(Stored data entries)
+---+
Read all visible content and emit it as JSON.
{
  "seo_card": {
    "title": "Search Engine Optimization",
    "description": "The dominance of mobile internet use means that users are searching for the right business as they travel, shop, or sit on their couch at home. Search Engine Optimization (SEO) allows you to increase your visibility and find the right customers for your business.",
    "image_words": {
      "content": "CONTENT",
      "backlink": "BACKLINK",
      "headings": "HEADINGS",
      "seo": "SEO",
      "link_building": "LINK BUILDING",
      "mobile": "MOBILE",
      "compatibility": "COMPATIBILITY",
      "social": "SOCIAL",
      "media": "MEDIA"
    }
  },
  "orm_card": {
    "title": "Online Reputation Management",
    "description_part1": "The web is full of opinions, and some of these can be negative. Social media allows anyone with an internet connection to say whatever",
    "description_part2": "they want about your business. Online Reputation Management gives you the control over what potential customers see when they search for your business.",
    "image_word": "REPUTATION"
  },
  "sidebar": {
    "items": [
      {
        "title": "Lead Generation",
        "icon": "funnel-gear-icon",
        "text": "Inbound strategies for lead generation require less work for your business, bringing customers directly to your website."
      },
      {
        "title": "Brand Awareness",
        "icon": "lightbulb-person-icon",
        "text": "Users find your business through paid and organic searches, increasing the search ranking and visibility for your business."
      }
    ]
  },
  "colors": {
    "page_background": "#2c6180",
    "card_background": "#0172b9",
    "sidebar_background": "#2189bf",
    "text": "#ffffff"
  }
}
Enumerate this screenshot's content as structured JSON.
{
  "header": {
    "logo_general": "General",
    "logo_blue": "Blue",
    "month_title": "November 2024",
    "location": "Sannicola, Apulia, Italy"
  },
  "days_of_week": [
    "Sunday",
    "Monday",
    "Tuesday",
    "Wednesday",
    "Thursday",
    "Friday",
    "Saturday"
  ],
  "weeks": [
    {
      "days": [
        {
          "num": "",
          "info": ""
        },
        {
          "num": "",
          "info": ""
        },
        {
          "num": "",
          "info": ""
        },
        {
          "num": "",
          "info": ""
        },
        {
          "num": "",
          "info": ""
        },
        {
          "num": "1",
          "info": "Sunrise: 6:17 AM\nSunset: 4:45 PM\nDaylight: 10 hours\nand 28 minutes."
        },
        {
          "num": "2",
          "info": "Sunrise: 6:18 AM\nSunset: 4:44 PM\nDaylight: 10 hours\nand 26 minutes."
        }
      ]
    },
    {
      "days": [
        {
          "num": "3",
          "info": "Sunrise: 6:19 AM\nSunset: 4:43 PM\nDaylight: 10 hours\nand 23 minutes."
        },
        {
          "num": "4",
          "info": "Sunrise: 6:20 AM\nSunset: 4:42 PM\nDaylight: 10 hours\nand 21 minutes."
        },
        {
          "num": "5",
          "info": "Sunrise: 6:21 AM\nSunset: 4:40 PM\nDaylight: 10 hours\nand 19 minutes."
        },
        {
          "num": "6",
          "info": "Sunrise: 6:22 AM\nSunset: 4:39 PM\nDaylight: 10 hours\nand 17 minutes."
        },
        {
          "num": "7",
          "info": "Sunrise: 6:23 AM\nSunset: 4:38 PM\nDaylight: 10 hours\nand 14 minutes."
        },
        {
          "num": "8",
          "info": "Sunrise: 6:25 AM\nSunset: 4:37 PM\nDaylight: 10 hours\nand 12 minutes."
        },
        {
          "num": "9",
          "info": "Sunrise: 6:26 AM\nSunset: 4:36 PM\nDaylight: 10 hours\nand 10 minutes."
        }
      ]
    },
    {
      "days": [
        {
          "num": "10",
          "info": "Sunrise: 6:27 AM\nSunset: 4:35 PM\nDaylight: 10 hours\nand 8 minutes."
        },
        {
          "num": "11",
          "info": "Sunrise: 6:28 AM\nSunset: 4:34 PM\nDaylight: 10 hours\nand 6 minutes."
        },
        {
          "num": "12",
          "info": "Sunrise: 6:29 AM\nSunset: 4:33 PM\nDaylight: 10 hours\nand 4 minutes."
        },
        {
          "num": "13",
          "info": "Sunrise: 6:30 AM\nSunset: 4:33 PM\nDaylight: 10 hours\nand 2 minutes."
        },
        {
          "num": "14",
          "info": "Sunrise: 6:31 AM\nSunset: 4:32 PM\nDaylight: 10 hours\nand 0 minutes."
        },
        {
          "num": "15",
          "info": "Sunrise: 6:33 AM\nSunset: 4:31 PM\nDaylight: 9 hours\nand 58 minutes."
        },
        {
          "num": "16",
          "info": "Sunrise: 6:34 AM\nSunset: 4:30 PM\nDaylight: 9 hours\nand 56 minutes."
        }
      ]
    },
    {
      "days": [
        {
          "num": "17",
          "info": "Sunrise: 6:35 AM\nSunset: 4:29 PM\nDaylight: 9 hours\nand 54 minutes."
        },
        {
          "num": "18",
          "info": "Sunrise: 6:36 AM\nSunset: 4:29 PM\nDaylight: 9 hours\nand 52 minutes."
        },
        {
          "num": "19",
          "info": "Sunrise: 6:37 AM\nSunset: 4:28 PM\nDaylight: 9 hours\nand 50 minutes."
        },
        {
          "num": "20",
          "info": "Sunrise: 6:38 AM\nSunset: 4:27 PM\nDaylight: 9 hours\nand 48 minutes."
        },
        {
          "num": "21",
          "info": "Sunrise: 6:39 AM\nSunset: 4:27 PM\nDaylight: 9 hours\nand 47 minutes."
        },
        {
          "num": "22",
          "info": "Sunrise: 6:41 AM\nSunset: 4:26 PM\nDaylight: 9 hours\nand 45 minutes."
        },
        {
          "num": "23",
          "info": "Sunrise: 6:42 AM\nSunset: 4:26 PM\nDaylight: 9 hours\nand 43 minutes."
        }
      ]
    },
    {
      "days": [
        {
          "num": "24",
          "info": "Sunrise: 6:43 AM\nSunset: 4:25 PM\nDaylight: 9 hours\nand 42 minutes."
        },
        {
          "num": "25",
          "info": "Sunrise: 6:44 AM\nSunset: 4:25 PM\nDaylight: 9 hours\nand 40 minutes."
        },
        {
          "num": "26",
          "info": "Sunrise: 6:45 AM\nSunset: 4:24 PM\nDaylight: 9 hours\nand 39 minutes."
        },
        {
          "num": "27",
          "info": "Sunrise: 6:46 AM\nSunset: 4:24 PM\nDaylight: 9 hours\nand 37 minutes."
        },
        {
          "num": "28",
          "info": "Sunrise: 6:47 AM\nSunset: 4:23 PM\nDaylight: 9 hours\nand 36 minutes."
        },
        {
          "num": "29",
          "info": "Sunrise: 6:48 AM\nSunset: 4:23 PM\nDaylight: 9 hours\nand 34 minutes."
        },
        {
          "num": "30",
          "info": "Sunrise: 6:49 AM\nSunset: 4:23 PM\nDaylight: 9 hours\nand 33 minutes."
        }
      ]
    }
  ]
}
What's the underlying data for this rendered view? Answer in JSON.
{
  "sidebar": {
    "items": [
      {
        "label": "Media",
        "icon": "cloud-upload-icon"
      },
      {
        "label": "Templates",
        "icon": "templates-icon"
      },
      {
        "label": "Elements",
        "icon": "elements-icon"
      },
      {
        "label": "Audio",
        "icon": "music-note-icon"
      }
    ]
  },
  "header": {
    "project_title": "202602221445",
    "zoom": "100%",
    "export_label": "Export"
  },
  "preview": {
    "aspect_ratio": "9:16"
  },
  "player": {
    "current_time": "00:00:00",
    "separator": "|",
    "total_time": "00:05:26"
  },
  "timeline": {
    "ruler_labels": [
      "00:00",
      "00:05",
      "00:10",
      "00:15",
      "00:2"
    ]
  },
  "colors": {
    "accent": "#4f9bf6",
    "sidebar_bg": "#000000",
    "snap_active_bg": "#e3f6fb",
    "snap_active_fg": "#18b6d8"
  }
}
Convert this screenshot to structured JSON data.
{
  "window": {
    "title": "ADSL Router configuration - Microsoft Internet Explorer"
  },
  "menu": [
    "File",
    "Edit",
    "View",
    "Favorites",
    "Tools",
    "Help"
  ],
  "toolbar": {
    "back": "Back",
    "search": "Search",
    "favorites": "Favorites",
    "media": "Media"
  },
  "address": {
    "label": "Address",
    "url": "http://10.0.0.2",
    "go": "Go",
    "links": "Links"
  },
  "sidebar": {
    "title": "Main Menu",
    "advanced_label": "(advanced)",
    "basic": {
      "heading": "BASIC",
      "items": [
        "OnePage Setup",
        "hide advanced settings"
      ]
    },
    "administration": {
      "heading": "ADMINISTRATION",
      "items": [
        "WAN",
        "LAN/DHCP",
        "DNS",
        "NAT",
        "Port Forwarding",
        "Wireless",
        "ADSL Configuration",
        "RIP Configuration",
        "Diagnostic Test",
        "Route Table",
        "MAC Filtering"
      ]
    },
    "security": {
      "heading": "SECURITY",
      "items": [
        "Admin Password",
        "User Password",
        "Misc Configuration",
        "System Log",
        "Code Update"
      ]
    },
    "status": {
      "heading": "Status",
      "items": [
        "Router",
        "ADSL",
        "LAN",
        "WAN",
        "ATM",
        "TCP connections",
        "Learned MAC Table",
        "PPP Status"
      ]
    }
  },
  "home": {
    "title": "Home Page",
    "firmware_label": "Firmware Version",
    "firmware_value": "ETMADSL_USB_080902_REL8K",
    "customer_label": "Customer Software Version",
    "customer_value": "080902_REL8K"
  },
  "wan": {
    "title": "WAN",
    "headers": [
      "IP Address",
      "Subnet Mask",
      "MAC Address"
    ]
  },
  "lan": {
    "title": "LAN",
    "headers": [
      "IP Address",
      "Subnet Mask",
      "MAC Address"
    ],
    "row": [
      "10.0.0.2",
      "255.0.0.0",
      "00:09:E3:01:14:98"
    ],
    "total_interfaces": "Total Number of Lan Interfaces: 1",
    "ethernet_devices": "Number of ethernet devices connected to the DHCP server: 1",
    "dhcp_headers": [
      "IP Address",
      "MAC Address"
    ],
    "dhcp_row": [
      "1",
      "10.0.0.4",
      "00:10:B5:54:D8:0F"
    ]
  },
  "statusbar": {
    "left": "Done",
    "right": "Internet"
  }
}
+---+
GOAL: Scan the material above. Extract every line in which the word "content" occurs.

WORKED SOLUTION:
Read all visible content and emit it as JSON.
      "content": "CONTENT",
Enumerate this screenshot's content as structured JSON.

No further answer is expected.